▶ [Record extracts]
####################

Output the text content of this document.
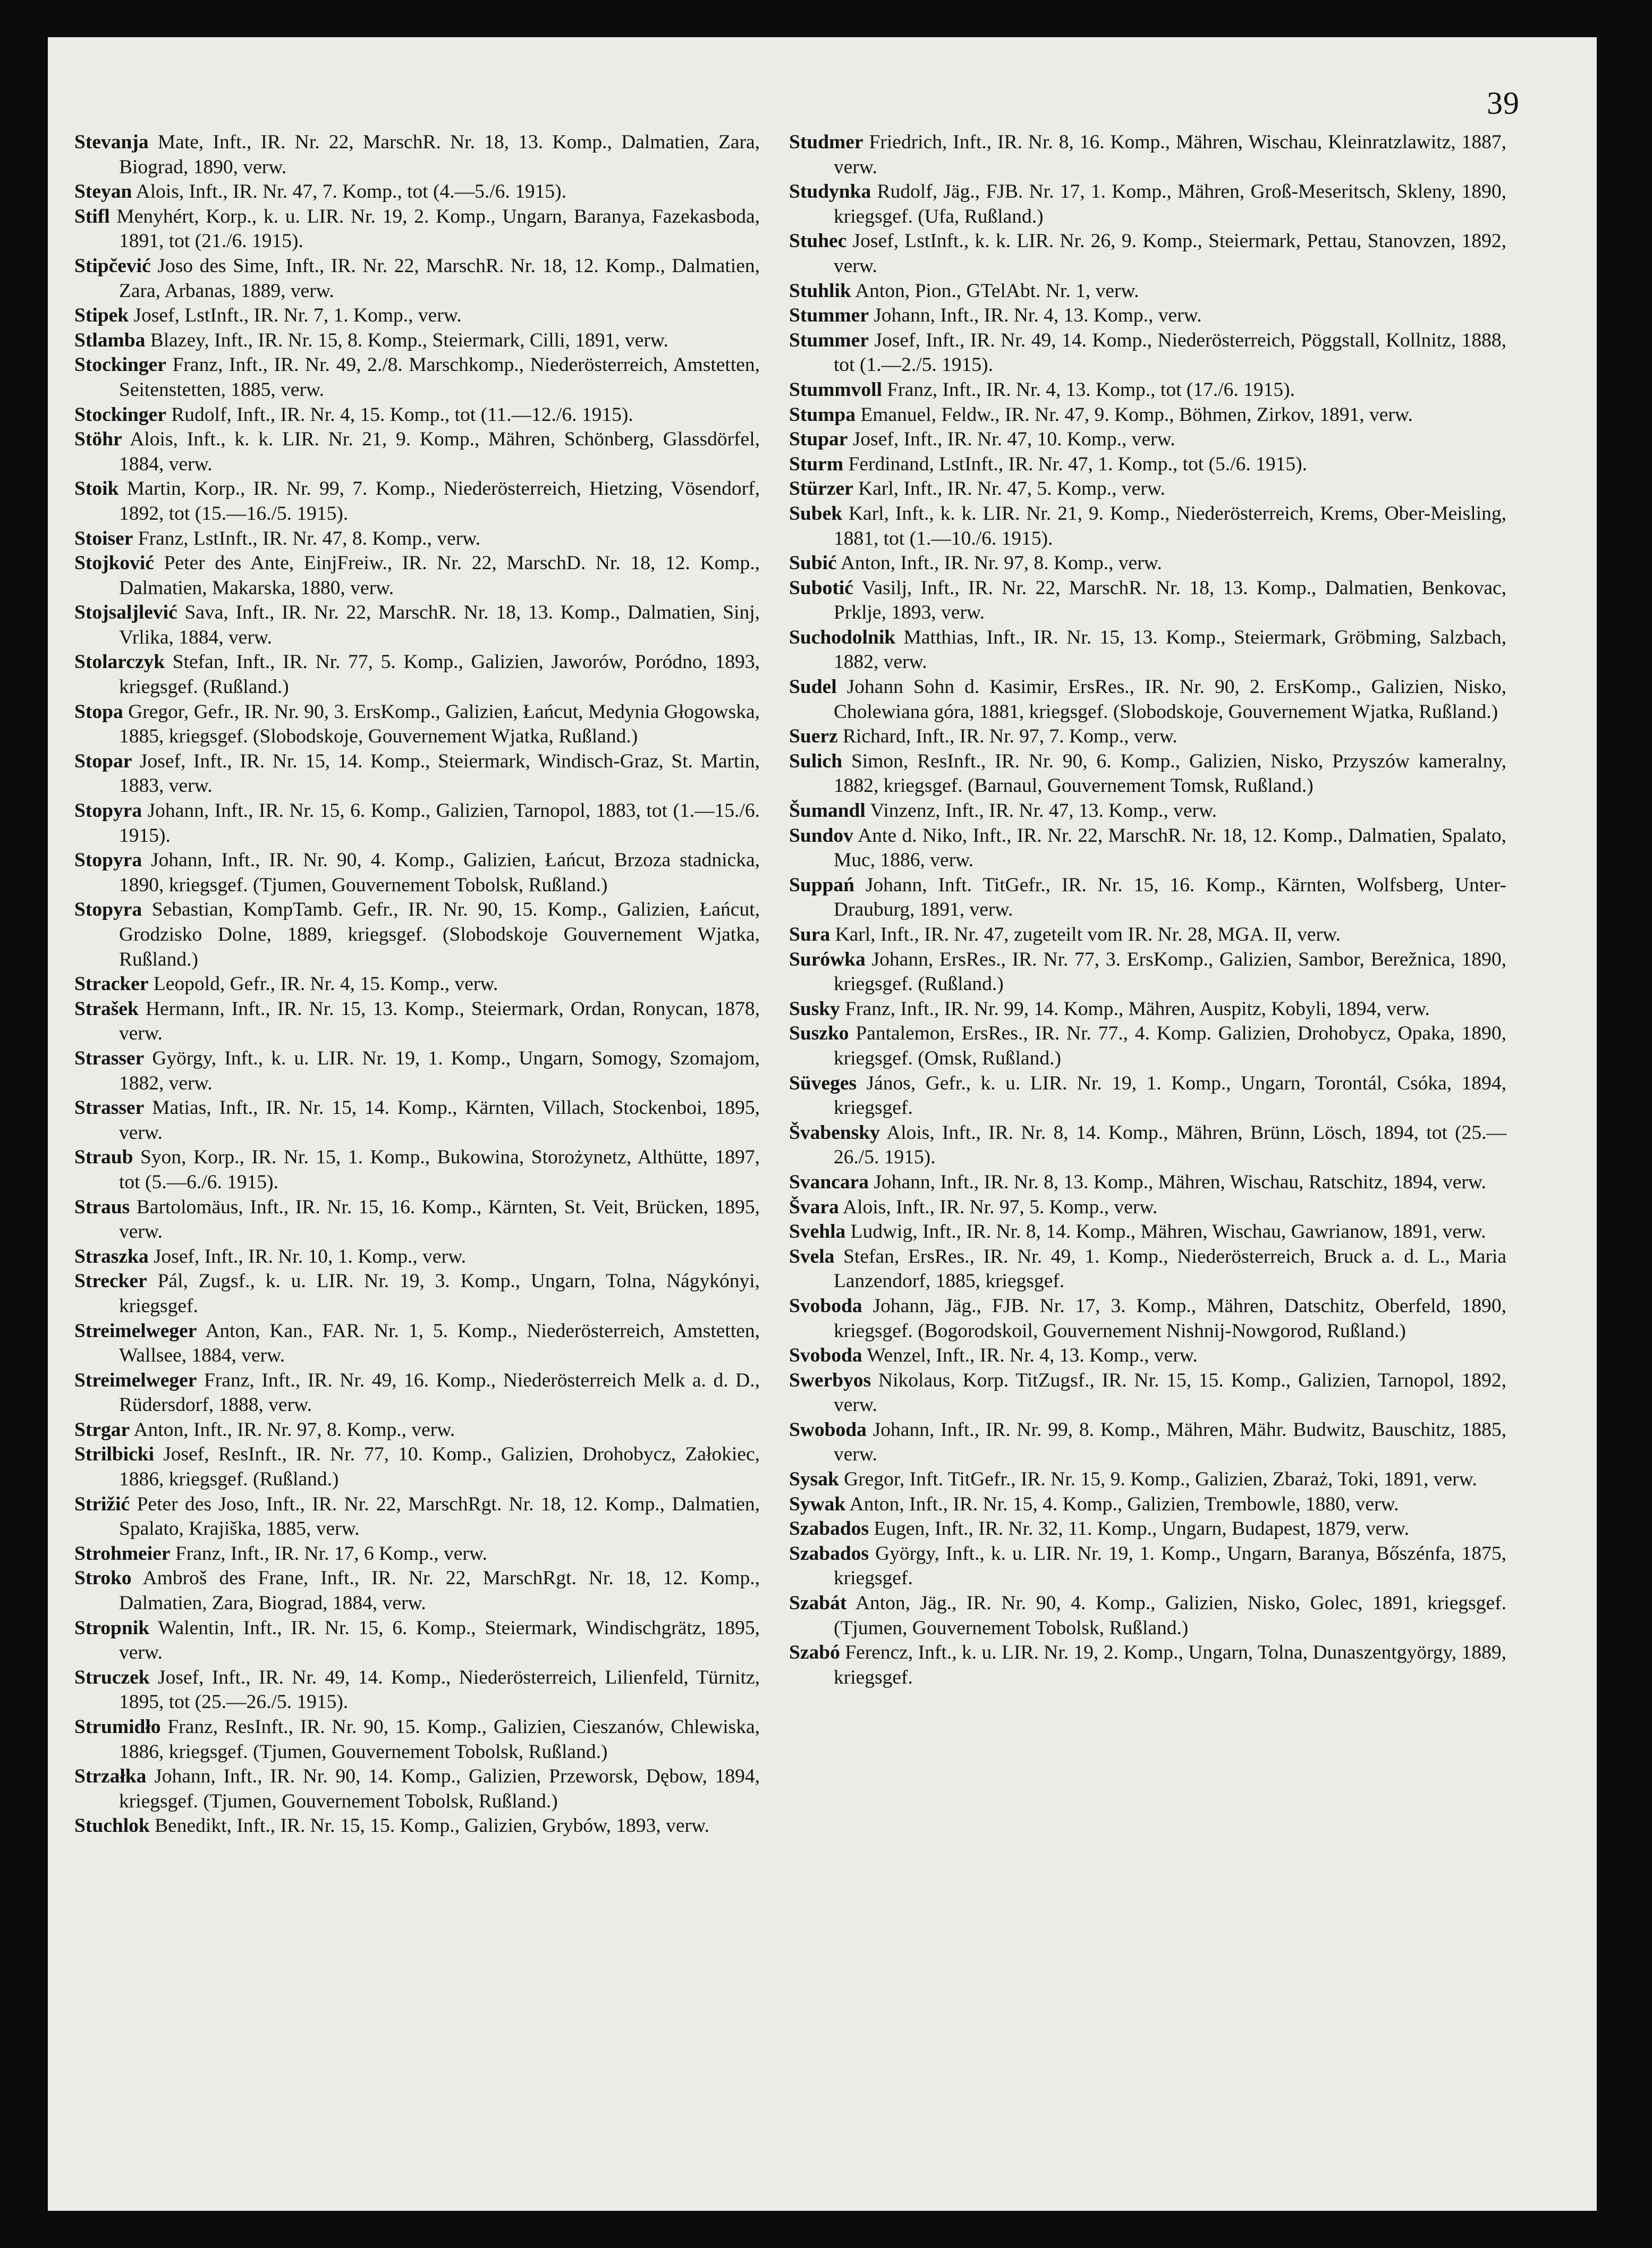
39
Stevanja Mate, Inft., IR. Nr. 22, MarschR. Nr. 18, 13. Komp., Dalmatien, Zara, Biograd, 1890, verw.
Steyan Alois, Inft., IR. Nr. 47, 7. Komp., tot (4.—5./6. 1915).
Stifl Menyhért, Korp., k. u. LIR. Nr. 19, 2. Komp., Ungarn, Baranya, Fazekasboda, 1891, tot (21./6. 1915).
Stipčević Joso des Sime, Inft., IR. Nr. 22, MarschR. Nr. 18, 12. Komp., Dalmatien, Zara, Arbanas, 1889, verw.
Stipek Josef, LstInft., IR. Nr. 7, 1. Komp., verw.
Stlamba Blazey, Inft., IR. Nr. 15, 8. Komp., Steiermark, Cilli, 1891, verw.
Stockinger Franz, Inft., IR. Nr. 49, 2./8. Marschkomp., Niederösterreich, Amstetten, Seitenstetten, 1885, verw.
Stockinger Rudolf, Inft., IR. Nr. 4, 15. Komp., tot (11.—12./6. 1915).
Stöhr Alois, Inft., k. k. LIR. Nr. 21, 9. Komp., Mähren, Schönberg, Glassdörfel, 1884, verw.
Stoik Martin, Korp., IR. Nr. 99, 7. Komp., Niederösterreich, Hietzing, Vösendorf, 1892, tot (15.—16./5. 1915).
Stoiser Franz, LstInft., IR. Nr. 47, 8. Komp., verw.
Stojković Peter des Ante, EinjFreiw., IR. Nr. 22, MarschD. Nr. 18, 12. Komp., Dalmatien, Makarska, 1880, verw.
Stojsaljlević Sava, Inft., IR. Nr. 22, MarschR. Nr. 18, 13. Komp., Dalmatien, Sinj, Vrlika, 1884, verw.
Stolarczyk Stefan, Inft., IR. Nr. 77, 5. Komp., Galizien, Jaworów, Poródno, 1893, kriegsgef. (Rußland.)
Stopa Gregor, Gefr., IR. Nr. 90, 3. ErsKomp., Galizien, Łańcut, Medynia Głogowska, 1885, kriegsgef. (Slobodskoje, Gouvernement Wjatka, Rußland.)
Stopar Josef, Inft., IR. Nr. 15, 14. Komp., Steiermark, Windisch-Graz, St. Martin, 1883, verw.
Stopyra Johann, Inft., IR. Nr. 15, 6. Komp., Galizien, Tarnopol, 1883, tot (1.—15./6. 1915).
Stopyra Johann, Inft., IR. Nr. 90, 4. Komp., Galizien, Łańcut, Brzoza stadnicka, 1890, kriegsgef. (Tjumen, Gouvernement Tobolsk, Rußland.)
Stopyra Sebastian, KompTamb. Gefr., IR. Nr. 90, 15. Komp., Galizien, Łańcut, Grodzisko Dolne, 1889, kriegsgef. (Slobodskoje Gouvernement Wjatka, Rußland.)
Stracker Leopold, Gefr., IR. Nr. 4, 15. Komp., verw.
Strašek Hermann, Inft., IR. Nr. 15, 13. Komp., Steiermark, Ordan, Ronycan, 1878, verw.
Strasser György, Inft., k. u. LIR. Nr. 19, 1. Komp., Ungarn, Somogy, Szomajom, 1882, verw.
Strasser Matias, Inft., IR. Nr. 15, 14. Komp., Kärnten, Villach, Stockenboi, 1895, verw.
Straub Syon, Korp., IR. Nr. 15, 1. Komp., Bukowina, Storożynetz, Althütte, 1897, tot (5.—6./6. 1915).
Straus Bartolomäus, Inft., IR. Nr. 15, 16. Komp., Kärnten, St. Veit, Brücken, 1895, verw.
Straszka Josef, Inft., IR. Nr. 10, 1. Komp., verw.
Strecker Pál, Zugsf., k. u. LIR. Nr. 19, 3. Komp., Ungarn, Tolna, Nágykónyi, kriegsgef.
Streimelweger Anton, Kan., FAR. Nr. 1, 5. Komp., Niederösterreich, Amstetten, Wallsee, 1884, verw.
Streimelweger Franz, Inft., IR. Nr. 49, 16. Komp., Niederösterreich Melk a. d. D., Rüdersdorf, 1888, verw.
Strgar Anton, Inft., IR. Nr. 97, 8. Komp., verw.
Strilbicki Josef, ResInft., IR. Nr. 77, 10. Komp., Galizien, Drohobycz, Załokiec, 1886, kriegsgef. (Rußland.)
Strižić Peter des Joso, Inft., IR. Nr. 22, MarschRgt. Nr. 18, 12. Komp., Dalmatien, Spalato, Krajiška, 1885, verw.
Strohmeier Franz, Inft., IR. Nr. 17, 6 Komp., verw.
Stroko Ambroš des Frane, Inft., IR. Nr. 22, MarschRgt. Nr. 18, 12. Komp., Dalmatien, Zara, Biograd, 1884, verw.
Stropnik Walentin, Inft., IR. Nr. 15, 6. Komp., Steiermark, Windischgrätz, 1895, verw.
Struczek Josef, Inft., IR. Nr. 49, 14. Komp., Niederösterreich, Lilienfeld, Türnitz, 1895, tot (25.—26./5. 1915).
Strumidło Franz, ResInft., IR. Nr. 90, 15. Komp., Galizien, Cieszanów, Chlewiska, 1886, kriegsgef. (Tjumen, Gouvernement Tobolsk, Rußland.)
Strzałka Johann, Inft., IR. Nr. 90, 14. Komp., Galizien, Przeworsk, Dębow, 1894, kriegsgef. (Tjumen, Gouvernement Tobolsk, Rußland.)
Stuchlok Benedikt, Inft., IR. Nr. 15, 15. Komp., Galizien, Grybów, 1893, verw.
Studmer Friedrich, Inft., IR. Nr. 8, 16. Komp., Mähren, Wischau, Kleinratzlawitz, 1887, verw.
Studynka Rudolf, Jäg., FJB. Nr. 17, 1. Komp., Mähren, Groß-Meseritsch, Skleny, 1890, kriegsgef. (Ufa, Rußland.)
Stuhec Josef, LstInft., k. k. LIR. Nr. 26, 9. Komp., Steiermark, Pettau, Stanovzen, 1892, verw.
Stuhlik Anton, Pion., GTelAbt. Nr. 1, verw.
Stummer Johann, Inft., IR. Nr. 4, 13. Komp., verw.
Stummer Josef, Inft., IR. Nr. 49, 14. Komp., Niederösterreich, Pöggstall, Kollnitz, 1888, tot (1.—2./5. 1915).
Stummvoll Franz, Inft., IR. Nr. 4, 13. Komp., tot (17./6. 1915).
Stumpa Emanuel, Feldw., IR. Nr. 47, 9. Komp., Böhmen, Zirkov, 1891, verw.
Stupar Josef, Inft., IR. Nr. 47, 10. Komp., verw.
Sturm Ferdinand, LstInft., IR. Nr. 47, 1. Komp., tot (5./6. 1915).
Stürzer Karl, Inft., IR. Nr. 47, 5. Komp., verw.
Subek Karl, Inft., k. k. LIR. Nr. 21, 9. Komp., Niederösterreich, Krems, Ober-Meisling, 1881, tot (1.—10./6. 1915).
Subić Anton, Inft., IR. Nr. 97, 8. Komp., verw.
Subotić Vasilj, Inft., IR. Nr. 22, MarschR. Nr. 18, 13. Komp., Dalmatien, Benkovac, Prklje, 1893, verw.
Suchodolnik Matthias, Inft., IR. Nr. 15, 13. Komp., Steiermark, Gröbming, Salzbach, 1882, verw.
Sudel Johann Sohn d. Kasimir, ErsRes., IR. Nr. 90, 2. ErsKomp., Galizien, Nisko, Cholewiana góra, 1881, kriegsgef. (Slobodskoje, Gouvernement Wjatka, Rußland.)
Suerz Richard, Inft., IR. Nr. 97, 7. Komp., verw.
Sulich Simon, ResInft., IR. Nr. 90, 6. Komp., Galizien, Nisko, Przyszów kameralny, 1882, kriegsgef. (Barnaul, Gouvernement Tomsk, Rußland.)
Šumandl Vinzenz, Inft., IR. Nr. 47, 13. Komp., verw.
Sundov Ante d. Niko, Inft., IR. Nr. 22, MarschR. Nr. 18, 12. Komp., Dalmatien, Spalato, Muc, 1886, verw.
Suppań Johann, Inft. TitGefr., IR. Nr. 15, 16. Komp., Kärnten, Wolfsberg, Unter-Drauburg, 1891, verw.
Sura Karl, Inft., IR. Nr. 47, zugeteilt vom IR. Nr. 28, MGA. II, verw.
Surówka Johann, ErsRes., IR. Nr. 77, 3. ErsKomp., Galizien, Sambor, Berežnica, 1890, kriegsgef. (Rußland.)
Susky Franz, Inft., IR. Nr. 99, 14. Komp., Mähren, Auspitz, Kobyli, 1894, verw.
Suszko Pantalemon, ErsRes., IR. Nr. 77., 4. Komp. Galizien, Drohobycz, Opaka, 1890, kriegsgef. (Omsk, Rußland.)
Süveges János, Gefr., k. u. LIR. Nr. 19, 1. Komp., Ungarn, Torontál, Csóka, 1894, kriegsgef.
Švabensky Alois, Inft., IR. Nr. 8, 14. Komp., Mähren, Brünn, Lösch, 1894, tot (25.—26./5. 1915).
Svancara Johann, Inft., IR. Nr. 8, 13. Komp., Mähren, Wischau, Ratschitz, 1894, verw.
Švara Alois, Inft., IR. Nr. 97, 5. Komp., verw.
Svehla Ludwig, Inft., IR. Nr. 8, 14. Komp., Mähren, Wischau, Gawrianow, 1891, verw.
Svela Stefan, ErsRes., IR. Nr. 49, 1. Komp., Niederösterreich, Bruck a. d. L., Maria Lanzendorf, 1885, kriegsgef.
Svoboda Johann, Jäg., FJB. Nr. 17, 3. Komp., Mähren, Datschitz, Oberfeld, 1890, kriegsgef. (Bogorodskoil, Gouvernement Nishnij-Nowgorod, Rußland.)
Svoboda Wenzel, Inft., IR. Nr. 4, 13. Komp., verw.
Swerbyos Nikolaus, Korp. TitZugsf., IR. Nr. 15, 15. Komp., Galizien, Tarnopol, 1892, verw.
Swoboda Johann, Inft., IR. Nr. 99, 8. Komp., Mähren, Mähr. Budwitz, Bauschitz, 1885, verw.
Sysak Gregor, Inft. TitGefr., IR. Nr. 15, 9. Komp., Galizien, Zbaraż, Toki, 1891, verw.
Sywak Anton, Inft., IR. Nr. 15, 4. Komp., Galizien, Trembowle, 1880, verw.
Szabados Eugen, Inft., IR. Nr. 32, 11. Komp., Ungarn, Budapest, 1879, verw.
Szabados György, Inft., k. u. LIR. Nr. 19, 1. Komp., Ungarn, Baranya, Bőszénfa, 1875, kriegsgef.
Szabát Anton, Jäg., IR. Nr. 90, 4. Komp., Galizien, Nisko, Golec, 1891, kriegsgef. (Tjumen, Gouvernement Tobolsk, Rußland.)
Szabó Ferencz, Inft., k. u. LIR. Nr. 19, 2. Komp., Ungarn, Tolna, Dunaszentgyörgy, 1889, kriegsgef.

####################

▶ [Exercise aim]
Pull out every line of the records that includes the string "Tolna".

▶ [Reply]
Strecker Pál, Zugsf., k. u. LIR. Nr. 19, 3. Komp., Ungarn, Tolna, Nágykónyi, kriegsgef.
Szabó Ferencz, Inft., k. u. LIR. Nr. 19, 2. Komp., Ungarn, Tolna, Dunaszentgyörgy, 1889, kriegsgef.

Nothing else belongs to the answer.